### [Excerpt]
▬▬▬▬▬▬

[PATCH] D88220: [C++20] P1825R0: More implicit moves

Richard Smith - zygoloid via Phabricator via cfe-commits cfe-commits at lists.llvm.org
Thu May 13 14:49:35 PDT 2021


rsmith added inline comments.


================
Comment at: clang/lib/Sema/SemaStmt.cpp:3226-3227
+    CopyElisionSemanticsKind CESK = CES_Strict;
+    if (getLangOpts().CPlusPlus20) {
+      CESK = CES_ImplicitlyMovableCXX20;
+    } else if (getLangOpts().CPlusPlus11) {
----------------
Quuxplusone wrote:
> rsmith wrote:
> > P1825 was accepted as a Defect Report (see https://wiki.edg.com/bin/view/Wg21cologne2019/StrawPolls); is there a reason we're not applying this retroactively?
> > Move to accept the changes in P1825R0 (Merged wording for P0527R1 and P1155R3) as a Defect Report and apply them to the C++ working paper.
> 
> Yipes. @rsmith, is the intent that modern compilers should support
> ```
> std::unique_ptr<int> from_rvalue(std::unique_ptr<int>&& x) { return x; }
> ```
> in `-std=c++11` mode? Are Clang, GCC, MSVC, EDG all on the same page here? If so, awesome. I just find it a priori unlikely that we got informed consensus on that.
Yes, the intent is that P1825 should be applied all the way back to C++11. See the CWG discussion here: https://wiki.edg.com/bin/view/Wg21cologne2019/CoreWorkingGroup#D1825R0_Merged_wording_for_P_AN1 -- in which we concluded that the entire paper should be treated as a DR.

Regarding implementation consensus: MSVC already implements the changes in all language modes (since v19.24). It looks like the intent is for GCC to do the same in GCC 12 onwards (https://github.com/gcc-mirror/gcc/commit/1722e2013f05f1f1f99379dbaa0c0df356da731f). I'm not sure what EDG's plans are.

▬▬▬▬▬▬

### [Supplied information]
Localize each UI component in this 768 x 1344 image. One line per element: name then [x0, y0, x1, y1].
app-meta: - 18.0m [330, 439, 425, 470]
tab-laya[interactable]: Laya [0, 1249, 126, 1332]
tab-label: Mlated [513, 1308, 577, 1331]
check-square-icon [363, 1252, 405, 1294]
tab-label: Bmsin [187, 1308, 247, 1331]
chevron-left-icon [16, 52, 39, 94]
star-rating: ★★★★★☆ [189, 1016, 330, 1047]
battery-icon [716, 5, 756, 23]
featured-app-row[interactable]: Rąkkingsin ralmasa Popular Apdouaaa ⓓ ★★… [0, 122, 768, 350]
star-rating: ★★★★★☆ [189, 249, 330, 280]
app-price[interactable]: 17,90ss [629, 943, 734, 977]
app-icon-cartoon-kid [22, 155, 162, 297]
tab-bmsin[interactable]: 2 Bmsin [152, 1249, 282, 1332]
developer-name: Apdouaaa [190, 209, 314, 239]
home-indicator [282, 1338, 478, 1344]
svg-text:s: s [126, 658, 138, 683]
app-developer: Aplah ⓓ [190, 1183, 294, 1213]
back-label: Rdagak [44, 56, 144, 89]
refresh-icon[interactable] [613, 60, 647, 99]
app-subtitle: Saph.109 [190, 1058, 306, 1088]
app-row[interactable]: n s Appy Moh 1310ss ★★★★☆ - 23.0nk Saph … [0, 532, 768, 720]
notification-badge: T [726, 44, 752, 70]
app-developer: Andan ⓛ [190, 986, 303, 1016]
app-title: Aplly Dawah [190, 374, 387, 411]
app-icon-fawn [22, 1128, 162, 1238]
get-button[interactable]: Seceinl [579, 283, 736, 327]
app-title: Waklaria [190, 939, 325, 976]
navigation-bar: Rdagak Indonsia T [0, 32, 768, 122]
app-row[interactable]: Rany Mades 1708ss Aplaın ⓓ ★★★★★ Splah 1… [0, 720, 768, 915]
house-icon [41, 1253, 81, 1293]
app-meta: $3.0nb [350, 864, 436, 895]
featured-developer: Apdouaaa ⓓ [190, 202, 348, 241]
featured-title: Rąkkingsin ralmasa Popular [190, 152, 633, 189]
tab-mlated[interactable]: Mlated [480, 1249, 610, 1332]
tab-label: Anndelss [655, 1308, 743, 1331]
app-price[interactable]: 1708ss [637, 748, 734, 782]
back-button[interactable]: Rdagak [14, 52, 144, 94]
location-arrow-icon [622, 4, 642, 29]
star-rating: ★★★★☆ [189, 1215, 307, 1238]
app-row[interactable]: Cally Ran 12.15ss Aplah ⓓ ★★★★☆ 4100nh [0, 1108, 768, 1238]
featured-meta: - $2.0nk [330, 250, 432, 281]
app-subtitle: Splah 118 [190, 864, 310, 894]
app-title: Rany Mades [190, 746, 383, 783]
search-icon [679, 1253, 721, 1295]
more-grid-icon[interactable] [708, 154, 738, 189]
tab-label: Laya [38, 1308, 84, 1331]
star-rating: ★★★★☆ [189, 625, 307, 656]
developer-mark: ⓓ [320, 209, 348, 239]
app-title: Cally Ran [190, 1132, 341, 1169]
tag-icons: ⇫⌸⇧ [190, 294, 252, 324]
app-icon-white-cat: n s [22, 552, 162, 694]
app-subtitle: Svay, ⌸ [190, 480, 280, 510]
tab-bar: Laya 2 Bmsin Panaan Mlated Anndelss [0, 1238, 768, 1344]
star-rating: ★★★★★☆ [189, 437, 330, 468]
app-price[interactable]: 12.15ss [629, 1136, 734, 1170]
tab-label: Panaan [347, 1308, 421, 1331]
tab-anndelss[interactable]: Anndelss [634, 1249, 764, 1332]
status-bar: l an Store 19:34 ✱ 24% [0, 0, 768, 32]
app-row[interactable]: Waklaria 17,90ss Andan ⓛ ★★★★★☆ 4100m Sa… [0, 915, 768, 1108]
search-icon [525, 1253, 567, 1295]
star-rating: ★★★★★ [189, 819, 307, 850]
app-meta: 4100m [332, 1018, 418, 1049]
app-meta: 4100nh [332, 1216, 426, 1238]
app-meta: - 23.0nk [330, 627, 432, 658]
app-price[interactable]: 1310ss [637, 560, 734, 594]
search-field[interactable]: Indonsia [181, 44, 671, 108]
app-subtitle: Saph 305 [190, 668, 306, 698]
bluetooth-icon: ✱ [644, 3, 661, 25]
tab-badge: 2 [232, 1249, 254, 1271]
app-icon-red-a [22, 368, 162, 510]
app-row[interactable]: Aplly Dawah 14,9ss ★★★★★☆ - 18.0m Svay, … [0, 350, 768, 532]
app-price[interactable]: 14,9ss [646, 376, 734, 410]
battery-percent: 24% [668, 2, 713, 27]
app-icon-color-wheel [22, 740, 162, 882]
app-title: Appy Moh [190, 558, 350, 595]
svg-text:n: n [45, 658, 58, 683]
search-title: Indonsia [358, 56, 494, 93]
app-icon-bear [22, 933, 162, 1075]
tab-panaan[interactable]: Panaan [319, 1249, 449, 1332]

▬▬▬▬▬▬

### [Exercise brief]
Please extend the review comment on P1825R0 implicit moves, starting after its last sentence. The records have nothing to do with the text about implicit moves.

### [Exercise answer]
I think for us the question is whether we can get away with doing this without any kind of transition period. If extending this all the way back to C++11 is disruptive in practice for existing code, we may need to take a more measured approach, such as phasing the introduction of this over a couple of Clang releases with warnings for things that will change behavior, but if not, I think we should just do it (and there's no better way to find out how disruptive this is than doing it...). We might actually need to implement P2266 as well, in order to avoid regressions such as the one that Jason mentioned in that GCC commit message; I suppose we'll find out.

I wonder whether we can extend this back to C++98 (and thereby have the same rules regardless of language standard). If someone is using rvalue references in C++98 (which we allow as an extension) it seems to make sense for the new behavior to apply to them. Are there cases where the new rules would affect the meaning of a standard C++98 program (ie, one that has no move constructors, no rvalue reference parameters, and so on)?